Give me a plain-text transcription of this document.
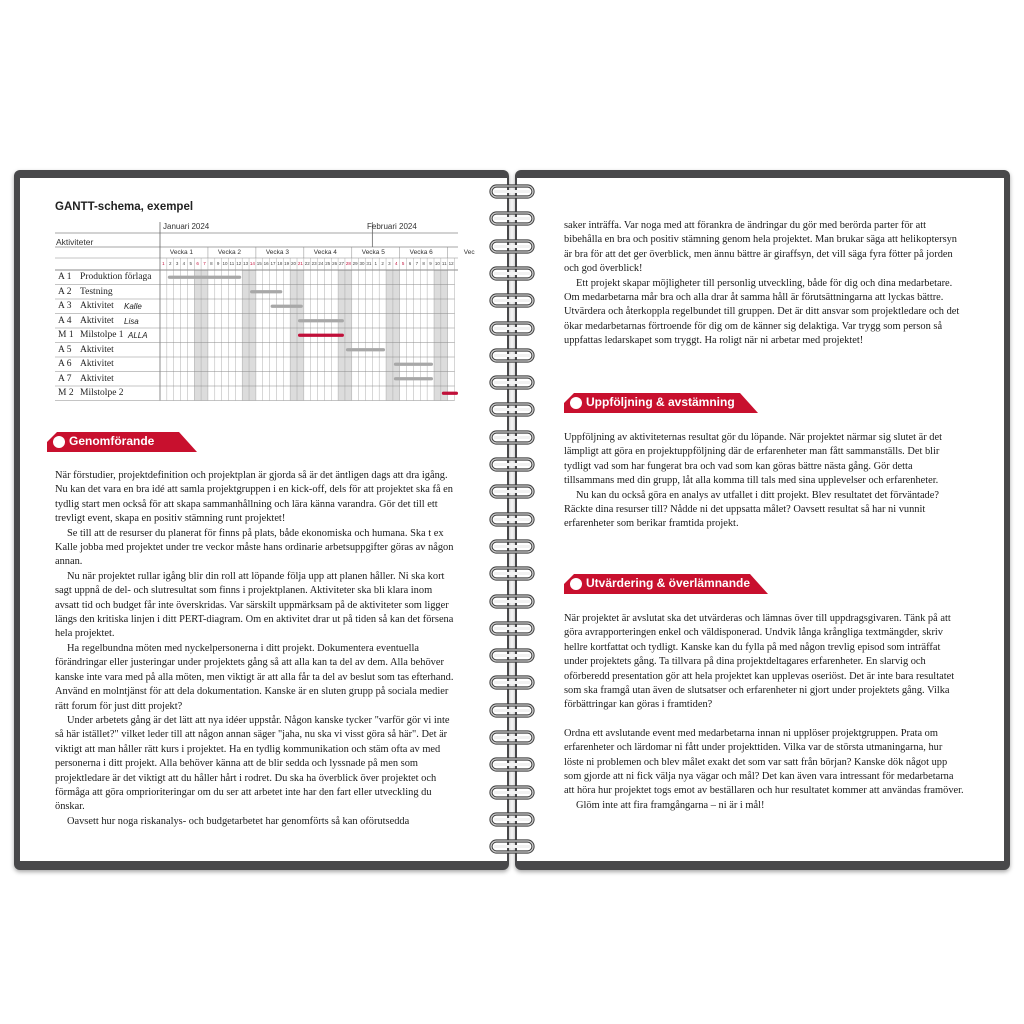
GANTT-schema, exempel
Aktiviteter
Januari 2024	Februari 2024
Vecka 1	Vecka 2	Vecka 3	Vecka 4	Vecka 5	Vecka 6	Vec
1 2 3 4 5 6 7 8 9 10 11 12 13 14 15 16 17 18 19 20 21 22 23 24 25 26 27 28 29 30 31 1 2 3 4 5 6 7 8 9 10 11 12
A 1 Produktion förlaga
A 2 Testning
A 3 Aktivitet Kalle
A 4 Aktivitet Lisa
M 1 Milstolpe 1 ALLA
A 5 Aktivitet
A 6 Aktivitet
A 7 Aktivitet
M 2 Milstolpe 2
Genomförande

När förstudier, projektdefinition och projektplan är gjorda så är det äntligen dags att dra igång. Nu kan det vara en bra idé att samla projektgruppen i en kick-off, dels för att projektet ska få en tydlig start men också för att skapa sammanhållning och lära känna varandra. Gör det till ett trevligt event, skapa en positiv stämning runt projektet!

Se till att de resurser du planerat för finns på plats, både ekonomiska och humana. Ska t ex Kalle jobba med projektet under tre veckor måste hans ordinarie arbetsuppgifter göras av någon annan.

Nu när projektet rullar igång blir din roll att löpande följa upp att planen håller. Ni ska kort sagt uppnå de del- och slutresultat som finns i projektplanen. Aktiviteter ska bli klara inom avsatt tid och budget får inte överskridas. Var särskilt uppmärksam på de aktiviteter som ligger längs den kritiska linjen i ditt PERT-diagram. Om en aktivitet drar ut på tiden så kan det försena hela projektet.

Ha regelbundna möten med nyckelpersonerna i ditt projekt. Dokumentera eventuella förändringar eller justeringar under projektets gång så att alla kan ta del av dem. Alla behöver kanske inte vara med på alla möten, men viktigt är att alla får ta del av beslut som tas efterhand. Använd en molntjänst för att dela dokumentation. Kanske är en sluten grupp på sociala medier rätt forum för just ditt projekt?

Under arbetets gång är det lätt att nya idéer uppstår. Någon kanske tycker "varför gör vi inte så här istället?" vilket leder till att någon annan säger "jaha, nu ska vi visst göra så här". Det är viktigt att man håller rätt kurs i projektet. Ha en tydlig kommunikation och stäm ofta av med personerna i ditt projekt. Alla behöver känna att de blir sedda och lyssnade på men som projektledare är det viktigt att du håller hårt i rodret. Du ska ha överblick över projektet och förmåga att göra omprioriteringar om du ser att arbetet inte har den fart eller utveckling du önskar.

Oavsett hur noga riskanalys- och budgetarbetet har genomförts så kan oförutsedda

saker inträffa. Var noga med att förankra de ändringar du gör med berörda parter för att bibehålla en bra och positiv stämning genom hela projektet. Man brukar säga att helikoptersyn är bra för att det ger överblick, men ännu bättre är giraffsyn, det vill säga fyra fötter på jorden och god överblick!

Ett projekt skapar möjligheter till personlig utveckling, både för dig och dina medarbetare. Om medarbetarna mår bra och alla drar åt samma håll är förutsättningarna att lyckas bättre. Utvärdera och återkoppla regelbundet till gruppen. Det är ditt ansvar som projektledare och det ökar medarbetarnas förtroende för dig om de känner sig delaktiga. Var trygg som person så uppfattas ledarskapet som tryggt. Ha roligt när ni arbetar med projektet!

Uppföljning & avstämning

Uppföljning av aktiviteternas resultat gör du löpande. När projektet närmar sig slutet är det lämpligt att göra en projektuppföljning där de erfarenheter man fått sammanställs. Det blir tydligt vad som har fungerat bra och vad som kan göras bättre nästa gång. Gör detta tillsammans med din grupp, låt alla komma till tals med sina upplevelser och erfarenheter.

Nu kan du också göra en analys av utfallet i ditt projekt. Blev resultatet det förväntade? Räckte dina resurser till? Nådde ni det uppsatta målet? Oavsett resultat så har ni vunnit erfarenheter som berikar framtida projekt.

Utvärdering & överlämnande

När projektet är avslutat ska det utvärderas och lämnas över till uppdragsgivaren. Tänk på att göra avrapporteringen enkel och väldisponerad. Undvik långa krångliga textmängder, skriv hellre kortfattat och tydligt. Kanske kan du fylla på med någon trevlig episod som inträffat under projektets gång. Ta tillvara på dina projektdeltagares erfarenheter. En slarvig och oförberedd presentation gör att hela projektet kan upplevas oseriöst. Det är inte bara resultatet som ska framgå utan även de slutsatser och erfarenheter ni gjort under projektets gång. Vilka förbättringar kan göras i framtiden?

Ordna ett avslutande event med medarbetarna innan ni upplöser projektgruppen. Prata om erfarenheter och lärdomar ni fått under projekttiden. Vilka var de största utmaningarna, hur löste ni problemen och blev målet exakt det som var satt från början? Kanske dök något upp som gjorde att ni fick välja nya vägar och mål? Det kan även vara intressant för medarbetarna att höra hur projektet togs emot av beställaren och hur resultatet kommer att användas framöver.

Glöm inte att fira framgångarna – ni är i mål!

§ §

WORK REQUIRED » Return every line of the listing above where "Kalle" appears.

EXERCISE RESULT »
A 3 Aktivitet Kalle
Se till att de resurser du planerat för finns på plats, både ekonomiska och humana. Ska t ex Kalle jobba med projektet under tre veckor måste hans ordinarie arbetsuppgifter göras av någon annan.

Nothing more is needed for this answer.